▸ **Written task**: Retype the material word for word.

(Items from a dataset)
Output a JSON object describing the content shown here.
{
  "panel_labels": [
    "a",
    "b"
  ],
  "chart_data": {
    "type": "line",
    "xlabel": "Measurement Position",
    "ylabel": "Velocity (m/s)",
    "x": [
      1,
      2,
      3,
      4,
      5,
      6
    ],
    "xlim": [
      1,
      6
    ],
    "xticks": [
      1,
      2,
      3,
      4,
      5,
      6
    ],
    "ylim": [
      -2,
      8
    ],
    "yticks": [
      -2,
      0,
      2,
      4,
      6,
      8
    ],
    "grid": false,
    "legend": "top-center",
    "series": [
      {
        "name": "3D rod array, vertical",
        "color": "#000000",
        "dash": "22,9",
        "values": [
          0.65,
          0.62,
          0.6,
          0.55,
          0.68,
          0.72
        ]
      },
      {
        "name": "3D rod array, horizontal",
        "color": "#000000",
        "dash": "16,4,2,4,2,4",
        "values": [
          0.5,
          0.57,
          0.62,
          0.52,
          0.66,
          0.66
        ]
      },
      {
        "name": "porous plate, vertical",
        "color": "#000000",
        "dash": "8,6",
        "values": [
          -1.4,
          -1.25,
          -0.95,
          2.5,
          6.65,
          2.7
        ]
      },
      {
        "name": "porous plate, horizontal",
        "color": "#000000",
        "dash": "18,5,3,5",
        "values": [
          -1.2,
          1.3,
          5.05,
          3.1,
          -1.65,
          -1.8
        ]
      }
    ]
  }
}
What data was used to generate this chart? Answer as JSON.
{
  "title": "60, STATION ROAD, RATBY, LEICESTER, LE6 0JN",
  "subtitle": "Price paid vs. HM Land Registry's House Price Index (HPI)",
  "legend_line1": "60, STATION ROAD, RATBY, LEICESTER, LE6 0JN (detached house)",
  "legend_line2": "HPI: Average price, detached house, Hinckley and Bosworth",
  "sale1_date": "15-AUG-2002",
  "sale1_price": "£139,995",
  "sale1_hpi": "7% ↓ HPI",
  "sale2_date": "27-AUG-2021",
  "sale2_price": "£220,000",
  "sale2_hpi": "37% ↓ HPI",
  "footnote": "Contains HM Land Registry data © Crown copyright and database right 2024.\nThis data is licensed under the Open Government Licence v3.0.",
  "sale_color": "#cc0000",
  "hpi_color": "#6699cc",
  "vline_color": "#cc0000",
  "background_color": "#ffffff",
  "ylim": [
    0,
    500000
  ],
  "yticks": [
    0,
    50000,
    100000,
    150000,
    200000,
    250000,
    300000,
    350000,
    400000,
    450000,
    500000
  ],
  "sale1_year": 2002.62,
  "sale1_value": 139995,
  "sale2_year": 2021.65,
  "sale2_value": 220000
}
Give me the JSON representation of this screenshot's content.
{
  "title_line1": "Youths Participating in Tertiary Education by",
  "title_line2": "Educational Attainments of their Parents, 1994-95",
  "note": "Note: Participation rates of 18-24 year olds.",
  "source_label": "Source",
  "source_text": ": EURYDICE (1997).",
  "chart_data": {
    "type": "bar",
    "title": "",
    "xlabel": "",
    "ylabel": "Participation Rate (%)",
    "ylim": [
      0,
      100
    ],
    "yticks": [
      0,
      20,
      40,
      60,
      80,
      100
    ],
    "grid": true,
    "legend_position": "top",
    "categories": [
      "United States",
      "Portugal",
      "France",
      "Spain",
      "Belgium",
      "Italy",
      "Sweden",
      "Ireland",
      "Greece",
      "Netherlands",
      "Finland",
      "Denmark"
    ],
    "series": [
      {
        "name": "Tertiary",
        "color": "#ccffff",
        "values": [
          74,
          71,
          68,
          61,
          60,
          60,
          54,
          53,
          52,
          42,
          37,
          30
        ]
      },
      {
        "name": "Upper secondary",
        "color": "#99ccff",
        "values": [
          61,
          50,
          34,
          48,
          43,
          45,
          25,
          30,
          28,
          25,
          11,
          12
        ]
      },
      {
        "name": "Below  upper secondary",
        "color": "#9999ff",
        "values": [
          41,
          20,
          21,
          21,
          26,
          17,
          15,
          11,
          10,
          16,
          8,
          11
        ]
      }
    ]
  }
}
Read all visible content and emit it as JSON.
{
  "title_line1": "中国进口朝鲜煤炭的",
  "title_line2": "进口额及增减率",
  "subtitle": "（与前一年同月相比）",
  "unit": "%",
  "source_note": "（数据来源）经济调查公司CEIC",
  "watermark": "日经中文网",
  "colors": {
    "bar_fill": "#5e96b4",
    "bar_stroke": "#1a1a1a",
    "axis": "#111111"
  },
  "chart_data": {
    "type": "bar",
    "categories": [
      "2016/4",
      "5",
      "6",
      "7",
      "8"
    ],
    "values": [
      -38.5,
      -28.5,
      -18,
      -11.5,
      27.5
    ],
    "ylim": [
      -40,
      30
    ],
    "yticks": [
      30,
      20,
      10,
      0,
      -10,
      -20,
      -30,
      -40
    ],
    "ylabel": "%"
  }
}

▸ **Task response**:
Output a JSON object describing the content shown here.
{
  "panel_labels": [
    "a",
    "b"
  ],
  "chart_data": {
    "type": "line",
    "xlabel": "Measurement Position",
    "ylabel": "Velocity (m/s)",
    "x": [
      1,
      2,
      3,
      4,
      5,
      6
    ],
    "xlim": [
      1,
      6
    ],
    "xticks": [
      1,
      2,
      3,
      4,
      5,
      6
    ],
    "ylim": [
      -2,
      8
    ],
    "yticks": [
      -2,
      0,
      2,
      4,
      6,
      8
    ],
    "grid": false,
    "legend": "top-center",
    "series": [
      {
        "name": "3D rod array, vertical",
        "color": "#000000",
        "dash": "22,9",
        "values": [
          0.65,
          0.62,
          0.6,
          0.55,
          0.68,
          0.72
        ]
      },
      {
        "name": "3D rod array, horizontal",
        "color": "#000000",
        "dash": "16,4,2,4,2,4",
        "values": [
          0.5,
          0.57,
          0.62,
          0.52,
          0.66,
          0.66
        ]
      },
      {
        "name": "porous plate, vertical",
        "color": "#000000",
        "dash": "8,6",
        "values": [
          -1.4,
          -1.25,
          -0.95,
          2.5,
          6.65,
          2.7
        ]
      },
      {
        "name": "porous plate, horizontal",
        "color": "#000000",
        "dash": "18,5,3,5",
        "values": [
          -1.2,
          1.3,
          5.05,
          3.1,
          -1.65,
          -1.8
        ]
      }
    ]
  }
}
What data was used to generate this chart? Answer as JSON.
{
  "title": "60, STATION ROAD, RATBY, LEICESTER, LE6 0JN",
  "subtitle": "Price paid vs. HM Land Registry's House Price Index (HPI)",
  "legend_line1": "60, STATION ROAD, RATBY, LEICESTER, LE6 0JN (detached house)",
  "legend_line2": "HPI: Average price, detached house, Hinckley and Bosworth",
  "sale1_date": "15-AUG-2002",
  "sale1_price": "£139,995",
  "sale1_hpi": "7% ↓ HPI",
  "sale2_date": "27-AUG-2021",
  "sale2_price": "£220,000",
  "sale2_hpi": "37% ↓ HPI",
  "footnote": "Contains HM Land Registry data © Crown copyright and database right 2024.\nThis data is licensed under the Open Government Licence v3.0.",
  "sale_color": "#cc0000",
  "hpi_color": "#6699cc",
  "vline_color": "#cc0000",
  "background_color": "#ffffff",
  "ylim": [
    0,
    500000
  ],
  "yticks": [
    0,
    50000,
    100000,
    150000,
    200000,
    250000,
    300000,
    350000,
    400000,
    450000,
    500000
  ],
  "sale1_year": 2002.62,
  "sale1_value": 139995,
  "sale2_year": 2021.65,
  "sale2_value": 220000
}
Give me the JSON representation of this screenshot's content.
{
  "title_line1": "Youths Participating in Tertiary Education by",
  "title_line2": "Educational Attainments of their Parents, 1994-95",
  "note": "Note: Participation rates of 18-24 year olds.",
  "source_label": "Source",
  "source_text": ": EURYDICE (1997).",
  "chart_data": {
    "type": "bar",
    "title": "",
    "xlabel": "",
    "ylabel": "Participation Rate (%)",
    "ylim": [
      0,
      100
    ],
    "yticks": [
      0,
      20,
      40,
      60,
      80,
      100
    ],
    "grid": true,
    "legend_position": "top",
    "categories": [
      "United States",
      "Portugal",
      "France",
      "Spain",
      "Belgium",
      "Italy",
      "Sweden",
      "Ireland",
      "Greece",
      "Netherlands",
      "Finland",
      "Denmark"
    ],
    "series": [
      {
        "name": "Tertiary",
        "color": "#ccffff",
        "values": [
          74,
          71,
          68,
          61,
          60,
          60,
          54,
          53,
          52,
          42,
          37,
          30
        ]
      },
      {
        "name": "Upper secondary",
        "color": "#99ccff",
        "values": [
          61,
          50,
          34,
          48,
          43,
          45,
          25,
          30,
          28,
          25,
          11,
          12
        ]
      },
      {
        "name": "Below  upper secondary",
        "color": "#9999ff",
        "values": [
          41,
          20,
          21,
          21,
          26,
          17,
          15,
          11,
          10,
          16,
          8,
          11
        ]
      }
    ]
  }
}
Read all visible content and emit it as JSON.
{
  "title_line1": "中国进口朝鲜煤炭的",
  "title_line2": "进口额及增减率",
  "subtitle": "（与前一年同月相比）",
  "unit": "%",
  "source_note": "（数据来源）经济调查公司CEIC",
  "watermark": "日经中文网",
  "colors": {
    "bar_fill": "#5e96b4",
    "bar_stroke": "#1a1a1a",
    "axis": "#111111"
  },
  "chart_data": {
    "type": "bar",
    "categories": [
      "2016/4",
      "5",
      "6",
      "7",
      "8"
    ],
    "values": [
      -38.5,
      -28.5,
      -18,
      -11.5,
      27.5
    ],
    "ylim": [
      -40,
      30
    ],
    "yticks": [
      30,
      20,
      10,
      0,
      -10,
      -20,
      -30,
      -40
    ],
    "ylabel": "%"
  }
}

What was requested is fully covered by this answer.